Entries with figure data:
__________

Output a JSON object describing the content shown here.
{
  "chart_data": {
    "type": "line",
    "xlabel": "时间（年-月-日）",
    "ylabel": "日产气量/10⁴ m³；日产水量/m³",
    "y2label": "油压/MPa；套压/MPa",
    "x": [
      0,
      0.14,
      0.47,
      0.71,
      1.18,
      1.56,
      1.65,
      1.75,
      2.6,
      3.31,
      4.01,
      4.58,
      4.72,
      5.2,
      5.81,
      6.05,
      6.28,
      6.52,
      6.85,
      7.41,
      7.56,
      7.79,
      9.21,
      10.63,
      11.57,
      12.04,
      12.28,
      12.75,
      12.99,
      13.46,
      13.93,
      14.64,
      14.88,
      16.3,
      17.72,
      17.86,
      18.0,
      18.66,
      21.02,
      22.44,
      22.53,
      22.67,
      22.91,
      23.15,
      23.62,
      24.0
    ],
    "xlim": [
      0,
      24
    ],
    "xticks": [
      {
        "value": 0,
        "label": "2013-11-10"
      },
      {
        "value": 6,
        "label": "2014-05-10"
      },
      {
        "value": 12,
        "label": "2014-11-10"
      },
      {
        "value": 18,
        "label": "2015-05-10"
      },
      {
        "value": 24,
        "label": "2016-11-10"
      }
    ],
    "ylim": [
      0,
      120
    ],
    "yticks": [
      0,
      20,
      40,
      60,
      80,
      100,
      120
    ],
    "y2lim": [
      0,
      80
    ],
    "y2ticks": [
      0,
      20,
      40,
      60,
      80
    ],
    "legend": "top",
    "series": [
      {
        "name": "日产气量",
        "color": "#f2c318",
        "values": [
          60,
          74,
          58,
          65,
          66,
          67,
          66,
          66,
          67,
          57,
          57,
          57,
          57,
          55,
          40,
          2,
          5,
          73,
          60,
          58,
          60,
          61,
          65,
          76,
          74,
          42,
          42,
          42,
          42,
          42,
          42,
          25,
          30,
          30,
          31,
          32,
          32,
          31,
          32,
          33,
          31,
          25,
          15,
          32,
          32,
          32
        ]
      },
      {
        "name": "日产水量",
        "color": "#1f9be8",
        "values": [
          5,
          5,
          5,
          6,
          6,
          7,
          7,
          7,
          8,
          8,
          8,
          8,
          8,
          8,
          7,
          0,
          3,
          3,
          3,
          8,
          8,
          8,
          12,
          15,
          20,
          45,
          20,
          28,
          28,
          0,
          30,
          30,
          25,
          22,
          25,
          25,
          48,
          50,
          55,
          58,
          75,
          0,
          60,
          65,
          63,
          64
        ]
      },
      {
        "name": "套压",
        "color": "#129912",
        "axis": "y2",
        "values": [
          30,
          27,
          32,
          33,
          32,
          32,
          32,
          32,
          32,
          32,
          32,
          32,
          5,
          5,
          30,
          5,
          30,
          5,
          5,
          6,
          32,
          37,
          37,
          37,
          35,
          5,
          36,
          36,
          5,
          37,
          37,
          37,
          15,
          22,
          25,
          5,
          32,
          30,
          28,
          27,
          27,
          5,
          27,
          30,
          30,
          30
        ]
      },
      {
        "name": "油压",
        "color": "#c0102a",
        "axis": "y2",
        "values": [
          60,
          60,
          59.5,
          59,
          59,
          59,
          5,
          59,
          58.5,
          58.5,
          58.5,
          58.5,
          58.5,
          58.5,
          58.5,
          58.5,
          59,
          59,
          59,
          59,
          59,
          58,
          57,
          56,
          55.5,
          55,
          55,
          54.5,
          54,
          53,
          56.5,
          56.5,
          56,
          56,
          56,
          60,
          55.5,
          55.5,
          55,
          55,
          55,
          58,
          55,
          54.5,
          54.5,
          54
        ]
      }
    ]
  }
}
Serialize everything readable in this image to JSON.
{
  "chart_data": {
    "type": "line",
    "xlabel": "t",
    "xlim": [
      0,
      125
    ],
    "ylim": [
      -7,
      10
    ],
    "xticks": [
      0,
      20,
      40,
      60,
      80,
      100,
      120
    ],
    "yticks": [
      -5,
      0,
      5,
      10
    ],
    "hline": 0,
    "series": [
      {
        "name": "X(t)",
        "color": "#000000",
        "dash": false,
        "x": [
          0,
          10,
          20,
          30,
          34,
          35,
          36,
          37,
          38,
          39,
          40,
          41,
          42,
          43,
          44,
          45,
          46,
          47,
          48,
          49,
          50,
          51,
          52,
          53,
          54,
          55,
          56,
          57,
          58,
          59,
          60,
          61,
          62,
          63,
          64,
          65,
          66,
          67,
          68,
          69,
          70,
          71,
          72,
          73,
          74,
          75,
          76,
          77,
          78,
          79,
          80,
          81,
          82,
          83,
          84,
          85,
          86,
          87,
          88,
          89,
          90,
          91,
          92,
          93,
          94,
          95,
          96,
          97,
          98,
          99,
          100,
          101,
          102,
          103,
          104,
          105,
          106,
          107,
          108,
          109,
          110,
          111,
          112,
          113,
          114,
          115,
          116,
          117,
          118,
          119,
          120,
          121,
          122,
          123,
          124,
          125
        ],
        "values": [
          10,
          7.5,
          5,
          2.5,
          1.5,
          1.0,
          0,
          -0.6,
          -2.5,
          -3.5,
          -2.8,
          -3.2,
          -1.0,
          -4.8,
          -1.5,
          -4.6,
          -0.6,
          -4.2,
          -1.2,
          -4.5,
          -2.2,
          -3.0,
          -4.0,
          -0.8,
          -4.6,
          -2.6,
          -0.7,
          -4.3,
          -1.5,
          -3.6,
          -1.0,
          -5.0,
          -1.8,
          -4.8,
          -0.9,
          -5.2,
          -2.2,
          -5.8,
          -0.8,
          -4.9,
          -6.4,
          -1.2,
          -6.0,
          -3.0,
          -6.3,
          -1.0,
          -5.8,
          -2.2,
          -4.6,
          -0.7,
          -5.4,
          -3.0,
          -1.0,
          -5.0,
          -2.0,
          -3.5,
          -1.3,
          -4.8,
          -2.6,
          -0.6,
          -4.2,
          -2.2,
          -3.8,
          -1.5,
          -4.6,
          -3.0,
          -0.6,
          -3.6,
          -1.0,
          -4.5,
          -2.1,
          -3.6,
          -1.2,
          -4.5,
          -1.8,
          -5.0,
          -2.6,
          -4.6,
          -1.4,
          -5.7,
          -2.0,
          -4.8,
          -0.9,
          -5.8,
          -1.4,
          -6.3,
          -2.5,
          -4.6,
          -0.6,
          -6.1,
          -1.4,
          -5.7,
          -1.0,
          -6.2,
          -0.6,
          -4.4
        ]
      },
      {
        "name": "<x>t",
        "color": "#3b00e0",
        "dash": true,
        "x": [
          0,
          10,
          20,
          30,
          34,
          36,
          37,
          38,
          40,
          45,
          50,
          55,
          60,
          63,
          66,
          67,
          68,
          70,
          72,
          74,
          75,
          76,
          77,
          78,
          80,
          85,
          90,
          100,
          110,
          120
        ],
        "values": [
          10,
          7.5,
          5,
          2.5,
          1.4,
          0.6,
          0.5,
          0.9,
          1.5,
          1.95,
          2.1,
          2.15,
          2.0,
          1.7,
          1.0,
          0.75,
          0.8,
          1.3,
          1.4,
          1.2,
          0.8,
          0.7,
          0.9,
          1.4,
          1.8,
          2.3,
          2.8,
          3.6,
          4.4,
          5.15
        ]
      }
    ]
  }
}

__________

Directions:
Return all of the data precisely as it appears.

Result of this task:
Output a JSON object describing the content shown here.
{
  "chart_data": {
    "type": "line",
    "xlabel": "时间（年-月-日）",
    "ylabel": "日产气量/10⁴ m³；日产水量/m³",
    "y2label": "油压/MPa；套压/MPa",
    "x": [
      0,
      0.14,
      0.47,
      0.71,
      1.18,
      1.56,
      1.65,
      1.75,
      2.6,
      3.31,
      4.01,
      4.58,
      4.72,
      5.2,
      5.81,
      6.05,
      6.28,
      6.52,
      6.85,
      7.41,
      7.56,
      7.79,
      9.21,
      10.63,
      11.57,
      12.04,
      12.28,
      12.75,
      12.99,
      13.46,
      13.93,
      14.64,
      14.88,
      16.3,
      17.72,
      17.86,
      18.0,
      18.66,
      21.02,
      22.44,
      22.53,
      22.67,
      22.91,
      23.15,
      23.62,
      24.0
    ],
    "xlim": [
      0,
      24
    ],
    "xticks": [
      {
        "value": 0,
        "label": "2013-11-10"
      },
      {
        "value": 6,
        "label": "2014-05-10"
      },
      {
        "value": 12,
        "label": "2014-11-10"
      },
      {
        "value": 18,
        "label": "2015-05-10"
      },
      {
        "value": 24,
        "label": "2016-11-10"
      }
    ],
    "ylim": [
      0,
      120
    ],
    "yticks": [
      0,
      20,
      40,
      60,
      80,
      100,
      120
    ],
    "y2lim": [
      0,
      80
    ],
    "y2ticks": [
      0,
      20,
      40,
      60,
      80
    ],
    "legend": "top",
    "series": [
      {
        "name": "日产气量",
        "color": "#f2c318",
        "values": [
          60,
          74,
          58,
          65,
          66,
          67,
          66,
          66,
          67,
          57,
          57,
          57,
          57,
          55,
          40,
          2,
          5,
          73,
          60,
          58,
          60,
          61,
          65,
          76,
          74,
          42,
          42,
          42,
          42,
          42,
          42,
          25,
          30,
          30,
          31,
          32,
          32,
          31,
          32,
          33,
          31,
          25,
          15,
          32,
          32,
          32
        ]
      },
      {
        "name": "日产水量",
        "color": "#1f9be8",
        "values": [
          5,
          5,
          5,
          6,
          6,
          7,
          7,
          7,
          8,
          8,
          8,
          8,
          8,
          8,
          7,
          0,
          3,
          3,
          3,
          8,
          8,
          8,
          12,
          15,
          20,
          45,
          20,
          28,
          28,
          0,
          30,
          30,
          25,
          22,
          25,
          25,
          48,
          50,
          55,
          58,
          75,
          0,
          60,
          65,
          63,
          64
        ]
      },
      {
        "name": "套压",
        "color": "#129912",
        "axis": "y2",
        "values": [
          30,
          27,
          32,
          33,
          32,
          32,
          32,
          32,
          32,
          32,
          32,
          32,
          5,
          5,
          30,
          5,
          30,
          5,
          5,
          6,
          32,
          37,
          37,
          37,
          35,
          5,
          36,
          36,
          5,
          37,
          37,
          37,
          15,
          22,
          25,
          5,
          32,
          30,
          28,
          27,
          27,
          5,
          27,
          30,
          30,
          30
        ]
      },
      {
        "name": "油压",
        "color": "#c0102a",
        "axis": "y2",
        "values": [
          60,
          60,
          59.5,
          59,
          59,
          59,
          5,
          59,
          58.5,
          58.5,
          58.5,
          58.5,
          58.5,
          58.5,
          58.5,
          58.5,
          59,
          59,
          59,
          59,
          59,
          58,
          57,
          56,
          55.5,
          55,
          55,
          54.5,
          54,
          53,
          56.5,
          56.5,
          56,
          56,
          56,
          60,
          55.5,
          55.5,
          55,
          55,
          55,
          58,
          55,
          54.5,
          54.5,
          54
        ]
      }
    ]
  }
}
Serialize everything readable in this image to JSON.
{
  "chart_data": {
    "type": "line",
    "xlabel": "t",
    "xlim": [
      0,
      125
    ],
    "ylim": [
      -7,
      10
    ],
    "xticks": [
      0,
      20,
      40,
      60,
      80,
      100,
      120
    ],
    "yticks": [
      -5,
      0,
      5,
      10
    ],
    "hline": 0,
    "series": [
      {
        "name": "X(t)",
        "color": "#000000",
        "dash": false,
        "x": [
          0,
          10,
          20,
          30,
          34,
          35,
          36,
          37,
          38,
          39,
          40,
          41,
          42,
          43,
          44,
          45,
          46,
          47,
          48,
          49,
          50,
          51,
          52,
          53,
          54,
          55,
          56,
          57,
          58,
          59,
          60,
          61,
          62,
          63,
          64,
          65,
          66,
          67,
          68,
          69,
          70,
          71,
          72,
          73,
          74,
          75,
          76,
          77,
          78,
          79,
          80,
          81,
          82,
          83,
          84,
          85,
          86,
          87,
          88,
          89,
          90,
          91,
          92,
          93,
          94,
          95,
          96,
          97,
          98,
          99,
          100,
          101,
          102,
          103,
          104,
          105,
          106,
          107,
          108,
          109,
          110,
          111,
          112,
          113,
          114,
          115,
          116,
          117,
          118,
          119,
          120,
          121,
          122,
          123,
          124,
          125
        ],
        "values": [
          10,
          7.5,
          5,
          2.5,
          1.5,
          1.0,
          0,
          -0.6,
          -2.5,
          -3.5,
          -2.8,
          -3.2,
          -1.0,
          -4.8,
          -1.5,
          -4.6,
          -0.6,
          -4.2,
          -1.2,
          -4.5,
          -2.2,
          -3.0,
          -4.0,
          -0.8,
          -4.6,
          -2.6,
          -0.7,
          -4.3,
          -1.5,
          -3.6,
          -1.0,
          -5.0,
          -1.8,
          -4.8,
          -0.9,
          -5.2,
          -2.2,
          -5.8,
          -0.8,
          -4.9,
          -6.4,
          -1.2,
          -6.0,
          -3.0,
          -6.3,
          -1.0,
          -5.8,
          -2.2,
          -4.6,
          -0.7,
          -5.4,
          -3.0,
          -1.0,
          -5.0,
          -2.0,
          -3.5,
          -1.3,
          -4.8,
          -2.6,
          -0.6,
          -4.2,
          -2.2,
          -3.8,
          -1.5,
          -4.6,
          -3.0,
          -0.6,
          -3.6,
          -1.0,
          -4.5,
          -2.1,
          -3.6,
          -1.2,
          -4.5,
          -1.8,
          -5.0,
          -2.6,
          -4.6,
          -1.4,
          -5.7,
          -2.0,
          -4.8,
          -0.9,
          -5.8,
          -1.4,
          -6.3,
          -2.5,
          -4.6,
          -0.6,
          -6.1,
          -1.4,
          -5.7,
          -1.0,
          -6.2,
          -0.6,
          -4.4
        ]
      },
      {
        "name": "<x>t",
        "color": "#3b00e0",
        "dash": true,
        "x": [
          0,
          10,
          20,
          30,
          34,
          36,
          37,
          38,
          40,
          45,
          50,
          55,
          60,
          63,
          66,
          67,
          68,
          70,
          72,
          74,
          75,
          76,
          77,
          78,
          80,
          85,
          90,
          100,
          110,
          120
        ],
        "values": [
          10,
          7.5,
          5,
          2.5,
          1.4,
          0.6,
          0.5,
          0.9,
          1.5,
          1.95,
          2.1,
          2.15,
          2.0,
          1.7,
          1.0,
          0.75,
          0.8,
          1.3,
          1.4,
          1.2,
          0.8,
          0.7,
          0.9,
          1.4,
          1.8,
          2.3,
          2.8,
          3.6,
          4.4,
          5.15
        ]
      }
    ]
  }
}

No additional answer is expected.